Extract, word for word, each line from the line holding "Give me the" through the end of the records. Omit every picture.

## TASK INPUT:
________

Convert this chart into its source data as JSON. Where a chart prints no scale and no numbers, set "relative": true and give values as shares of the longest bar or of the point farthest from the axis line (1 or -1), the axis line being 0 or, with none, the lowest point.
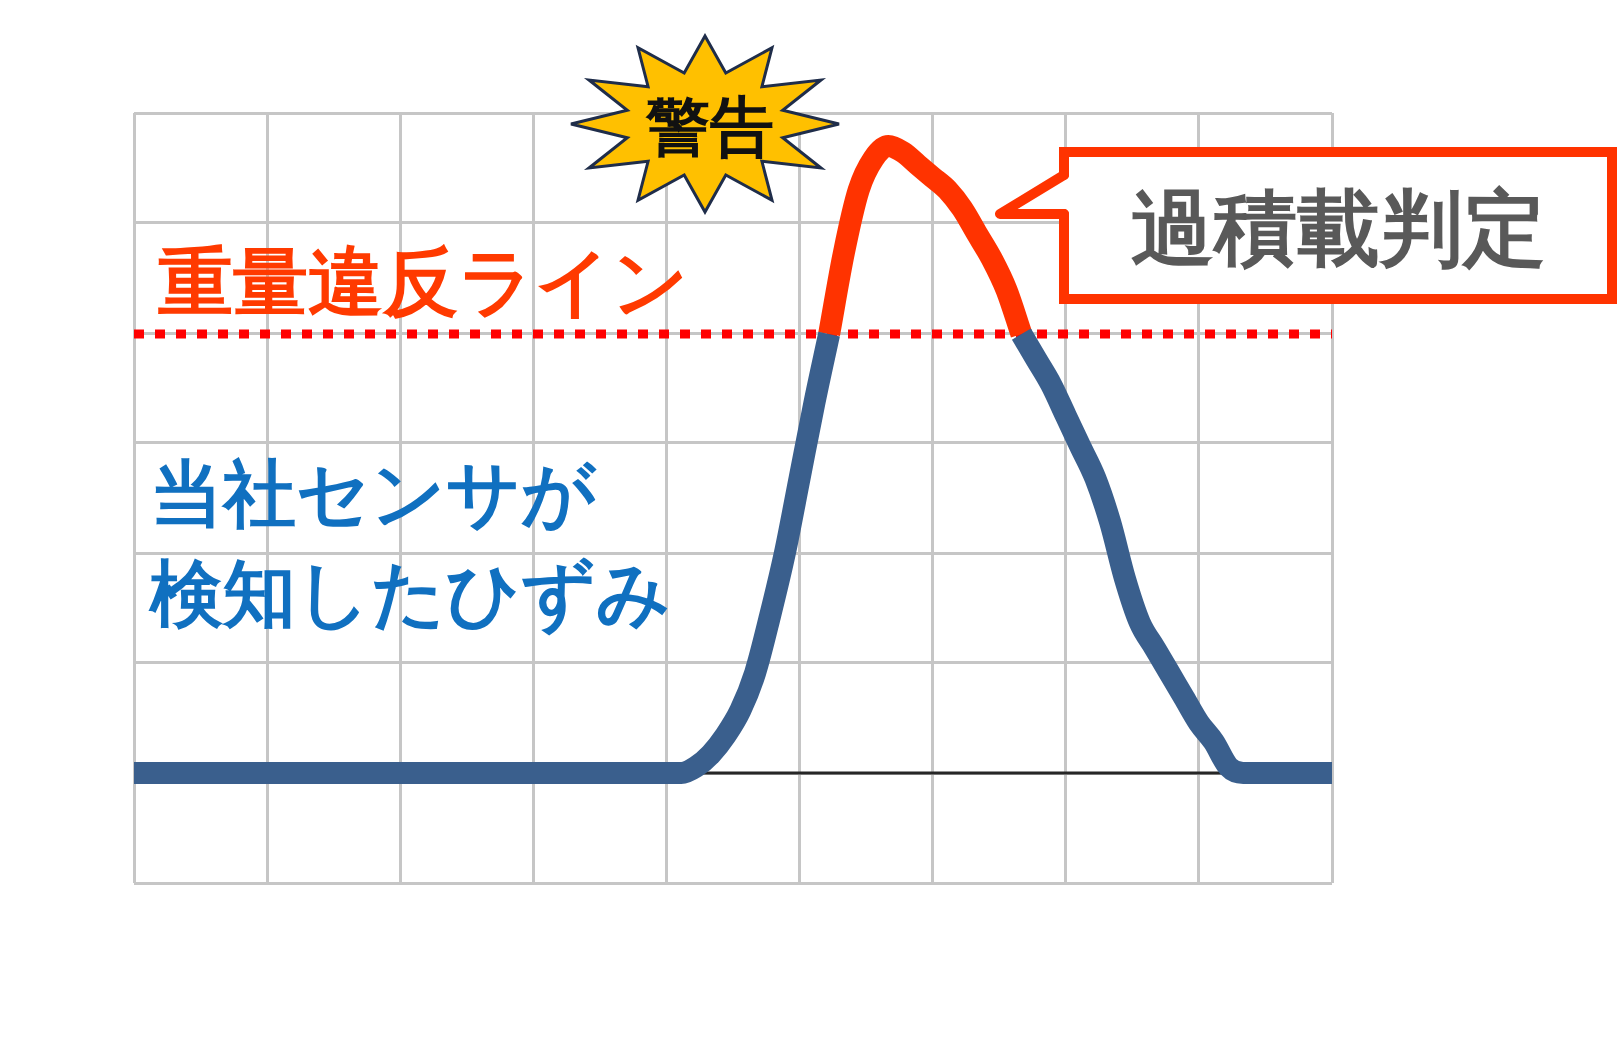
{
  "chart_data": {
    "type": "line",
    "relative": true,
    "categories": [
      null,
      null,
      null,
      null,
      null,
      null,
      null,
      null,
      null,
      null,
      null,
      null,
      null,
      null,
      null,
      null,
      null,
      null,
      null,
      null,
      null,
      null,
      null,
      null,
      null,
      null,
      null,
      null,
      null,
      null,
      null,
      null,
      null,
      null,
      null,
      null,
      null,
      null,
      null,
      null,
      null,
      null,
      null,
      null,
      null,
      null,
      null,
      null,
      null,
      null,
      null,
      null,
      null,
      null,
      null,
      null,
      null,
      null,
      null,
      null,
      null,
      null,
      null,
      null,
      null,
      null,
      null,
      null,
      null,
      null,
      null,
      null,
      null,
      null,
      null,
      null,
      null,
      null,
      null,
      null,
      null,
      null
    ],
    "series": [
      {
        "name": "当社センサが検知したひずみ",
        "color": "#3a5f8d",
        "values": [
          0,
          0,
          0,
          0,
          0,
          0,
          0,
          0,
          0,
          0,
          0,
          0,
          0,
          0,
          0,
          0,
          0,
          0,
          0,
          0,
          0,
          0,
          0,
          0,
          0,
          0,
          0,
          0,
          0,
          0,
          0,
          0,
          0,
          0,
          0,
          0,
          0,
          0,
          0.01,
          0.03,
          0.06,
          0.1,
          0.16,
          0.25,
          0.35,
          0.47,
          0.59,
          0.7,
          null,
          null,
          null,
          null,
          null,
          null,
          null,
          null,
          null,
          null,
          null,
          null,
          0.7,
          0.66,
          0.62,
          0.57,
          0.52,
          0.47,
          0.4,
          0.31,
          0.24,
          0.2,
          0.16,
          0.12,
          0.08,
          0.05,
          0.01,
          0,
          0,
          0,
          0,
          0,
          0,
          0
        ]
      },
      {
        "color": "#ff3300",
        "values": [
          null,
          null,
          null,
          null,
          null,
          null,
          null,
          null,
          null,
          null,
          null,
          null,
          null,
          null,
          null,
          null,
          null,
          null,
          null,
          null,
          null,
          null,
          null,
          null,
          null,
          null,
          null,
          null,
          null,
          null,
          null,
          null,
          null,
          null,
          null,
          null,
          null,
          null,
          null,
          null,
          null,
          null,
          null,
          null,
          null,
          null,
          null,
          0.7,
          0.83,
          0.93,
          0.98,
          1,
          0.99,
          0.97,
          0.95,
          0.93,
          0.9,
          0.86,
          0.82,
          0.77,
          0.7,
          null,
          null,
          null,
          null,
          null,
          null,
          null,
          null,
          null,
          null,
          null,
          null,
          null,
          null,
          null,
          null,
          null,
          null,
          null,
          null,
          null
        ]
      }
    ],
    "ref_lines": [
      {
        "axis": "y",
        "value": 0.7,
        "label": "重量違反ライン",
        "color": "#ff0000",
        "line_style": "dotted"
      },
      {
        "axis": "y",
        "value": 0,
        "color": "#262626"
      }
    ],
    "annotations": [
      "警告",
      "過積載判定"
    ],
    "grid": true,
    "tick_labels": false
  }
}
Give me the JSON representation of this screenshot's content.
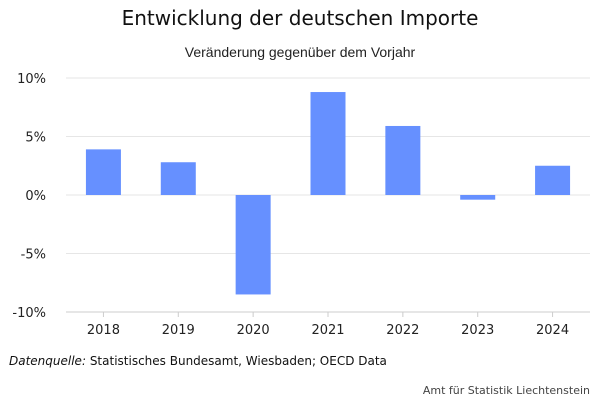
{
  "chart_data": {
    "type": "bar",
    "title": "Entwicklung der deutschen Importe",
    "subtitle": "Veränderung gegenüber dem Vorjahr",
    "categories": [
      "2018",
      "2019",
      "2020",
      "2021",
      "2022",
      "2023",
      "2024"
    ],
    "values": [
      3.9,
      2.8,
      -8.5,
      8.8,
      5.9,
      -0.4,
      2.5
    ],
    "value_unit": "%",
    "xlabel": "",
    "ylabel": "",
    "ylim": [
      -10,
      10
    ],
    "yticks": [
      10,
      5,
      0,
      -5,
      -10
    ],
    "ytick_labels": [
      "10%",
      "5%",
      "0%",
      "-5%",
      "-10%"
    ],
    "grid": true,
    "bar_color": "#6690ff",
    "grid_color": "#e6e6e6"
  },
  "footer": {
    "source_label": "Datenquelle:",
    "source_text": " Statistisches Bundesamt, Wiesbaden; OECD Data",
    "credit": "Amt für Statistik Liechtenstein"
  }
}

________

## TASK OUTPUT:
Give me the JSON representation of this screenshot's content.
{
  "chart_data": {
    "type": "bar",
    "title": "Entwicklung der deutschen Importe",
    "subtitle": "Veränderung gegenüber dem Vorjahr",
    "categories": [
      "2018",
      "2019",
      "2020",
      "2021",
      "2022",
      "2023",
      "2024"
    ],
    "values": [
      3.9,
      2.8,
      -8.5,
      8.8,
      5.9,
      -0.4,
      2.5
    ],
    "value_unit": "%",
    "xlabel": "",
    "ylabel": "",
    "ylim": [
      -10,
      10
    ],
    "yticks": [
      10,
      5,
      0,
      -5,
      -10
    ],
    "ytick_labels": [
      "10%",
      "5%",
      "0%",
      "-5%",
      "-10%"
    ],
    "grid": true,
    "bar_color": "#6690ff",
    "grid_color": "#e6e6e6"
  },
  "footer": {
    "source_label": "Datenquelle:",
    "source_text": " Statistisches Bundesamt, Wiesbaden; OECD Data",
    "credit": "Amt für Statistik Liechtenstein"
  }
}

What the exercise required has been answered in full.